AIM OF THE TASK
Answer these questions using the passage on lncRNA regulation of mitochondrial respiration:
1. What role of RNA does the central dogma of molecular biology traditionally emphasize?
2. What length must a transcript exceed to count as a long non-coding RNA?
3. Which processes and diseases have lncRNAs been linked to?

PASSAGE PROVIDED
——

Identification and Characterization of Functional LncRNA Regulation of Mitochondrial Respiration
Carolina Khoury, Dr. Assaf C. Bester
The central dogma of molecular biology traditionally emphasizes RNA’s role as a messenger, bridging the information repository in DNA with protein synthesis at the ribosome. However, the human genome encodes a vast array of non-protein-coding RNA (ncRNA) molecules with diverse functions. In fact, in many species, protein-coding genes comprise only a small fraction of the total genome.
Among ncRNAs, long non-coding RNAs (lncRNAs)–transcripts longer than 200 nucleotides that are not translated into proteins–represent the largest and most heterogeneous group of RNA in the human genome Recent research has begun to uncover lncRNAs’ diverse roles, linking them to various biological processes and diseases, including apoptosis, metastasis, proliferation, and metabolism.

——

RECORD EXTRACTS

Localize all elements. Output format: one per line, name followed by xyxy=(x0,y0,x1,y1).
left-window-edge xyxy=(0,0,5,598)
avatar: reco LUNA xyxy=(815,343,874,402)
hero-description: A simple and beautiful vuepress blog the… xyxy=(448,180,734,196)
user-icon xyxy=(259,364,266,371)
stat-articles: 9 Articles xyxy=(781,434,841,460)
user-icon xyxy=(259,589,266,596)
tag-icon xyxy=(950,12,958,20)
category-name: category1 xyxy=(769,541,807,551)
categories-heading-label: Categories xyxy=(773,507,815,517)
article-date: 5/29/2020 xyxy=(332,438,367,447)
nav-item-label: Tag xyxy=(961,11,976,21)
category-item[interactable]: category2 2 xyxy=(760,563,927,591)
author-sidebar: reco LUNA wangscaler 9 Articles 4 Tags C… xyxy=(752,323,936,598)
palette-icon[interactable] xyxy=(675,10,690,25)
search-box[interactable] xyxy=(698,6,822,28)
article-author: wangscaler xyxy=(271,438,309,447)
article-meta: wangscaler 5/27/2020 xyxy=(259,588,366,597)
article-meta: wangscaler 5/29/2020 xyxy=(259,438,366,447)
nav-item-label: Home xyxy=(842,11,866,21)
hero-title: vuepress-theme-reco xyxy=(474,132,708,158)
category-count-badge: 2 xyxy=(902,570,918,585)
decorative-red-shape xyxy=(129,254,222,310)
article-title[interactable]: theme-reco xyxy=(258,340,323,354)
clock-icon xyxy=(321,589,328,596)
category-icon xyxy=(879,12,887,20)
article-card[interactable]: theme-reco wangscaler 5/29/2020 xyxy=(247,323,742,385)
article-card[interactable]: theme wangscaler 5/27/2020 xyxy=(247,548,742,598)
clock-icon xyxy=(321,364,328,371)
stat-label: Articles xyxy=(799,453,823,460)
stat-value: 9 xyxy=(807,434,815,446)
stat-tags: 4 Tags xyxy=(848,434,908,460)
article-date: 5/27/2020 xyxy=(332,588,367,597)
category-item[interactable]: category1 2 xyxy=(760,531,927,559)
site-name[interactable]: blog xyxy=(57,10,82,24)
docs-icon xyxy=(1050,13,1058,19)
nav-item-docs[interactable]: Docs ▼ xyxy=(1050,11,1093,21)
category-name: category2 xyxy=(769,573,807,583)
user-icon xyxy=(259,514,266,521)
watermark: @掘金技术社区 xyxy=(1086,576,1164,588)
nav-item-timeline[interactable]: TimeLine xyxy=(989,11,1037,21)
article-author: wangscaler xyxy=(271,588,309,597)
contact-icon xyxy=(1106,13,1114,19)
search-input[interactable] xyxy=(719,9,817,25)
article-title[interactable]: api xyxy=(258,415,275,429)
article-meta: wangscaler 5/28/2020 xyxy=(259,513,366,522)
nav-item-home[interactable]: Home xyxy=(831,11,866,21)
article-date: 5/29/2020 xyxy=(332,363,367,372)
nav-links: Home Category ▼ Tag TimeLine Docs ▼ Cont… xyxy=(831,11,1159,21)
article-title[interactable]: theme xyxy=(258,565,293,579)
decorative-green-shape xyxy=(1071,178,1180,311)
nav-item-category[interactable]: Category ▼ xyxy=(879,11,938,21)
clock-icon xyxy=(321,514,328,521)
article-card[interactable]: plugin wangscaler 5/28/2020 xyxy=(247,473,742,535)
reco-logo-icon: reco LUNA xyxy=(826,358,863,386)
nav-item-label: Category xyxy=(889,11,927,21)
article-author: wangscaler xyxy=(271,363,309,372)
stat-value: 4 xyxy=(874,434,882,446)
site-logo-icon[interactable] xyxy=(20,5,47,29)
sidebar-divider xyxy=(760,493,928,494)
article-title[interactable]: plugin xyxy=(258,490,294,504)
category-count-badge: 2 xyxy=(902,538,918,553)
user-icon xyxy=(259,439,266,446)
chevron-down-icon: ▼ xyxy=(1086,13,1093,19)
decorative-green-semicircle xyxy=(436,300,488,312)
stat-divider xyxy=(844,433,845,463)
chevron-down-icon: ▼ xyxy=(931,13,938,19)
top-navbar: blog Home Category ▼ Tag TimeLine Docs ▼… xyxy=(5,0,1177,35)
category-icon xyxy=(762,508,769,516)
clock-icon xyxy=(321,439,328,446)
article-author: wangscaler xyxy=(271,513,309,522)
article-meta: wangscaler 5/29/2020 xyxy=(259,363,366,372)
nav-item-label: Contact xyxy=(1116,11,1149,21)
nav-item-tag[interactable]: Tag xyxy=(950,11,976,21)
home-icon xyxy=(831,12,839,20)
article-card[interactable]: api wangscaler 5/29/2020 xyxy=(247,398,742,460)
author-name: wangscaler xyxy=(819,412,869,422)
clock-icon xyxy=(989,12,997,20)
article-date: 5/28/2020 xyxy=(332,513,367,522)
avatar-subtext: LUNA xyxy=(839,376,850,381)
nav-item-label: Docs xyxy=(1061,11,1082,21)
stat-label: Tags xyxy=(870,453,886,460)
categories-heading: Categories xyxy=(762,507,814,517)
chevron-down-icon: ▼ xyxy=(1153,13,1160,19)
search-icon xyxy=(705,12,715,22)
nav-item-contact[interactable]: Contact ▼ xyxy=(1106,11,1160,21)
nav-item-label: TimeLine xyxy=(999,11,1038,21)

——

COMPLETED TASK
1. Its role as a messenger, bridging the information repository in DNA with protein synthesis at the ribosome.
2. 200 nucleotides.
3. Apoptosis, metastasis, proliferation, and metabolism.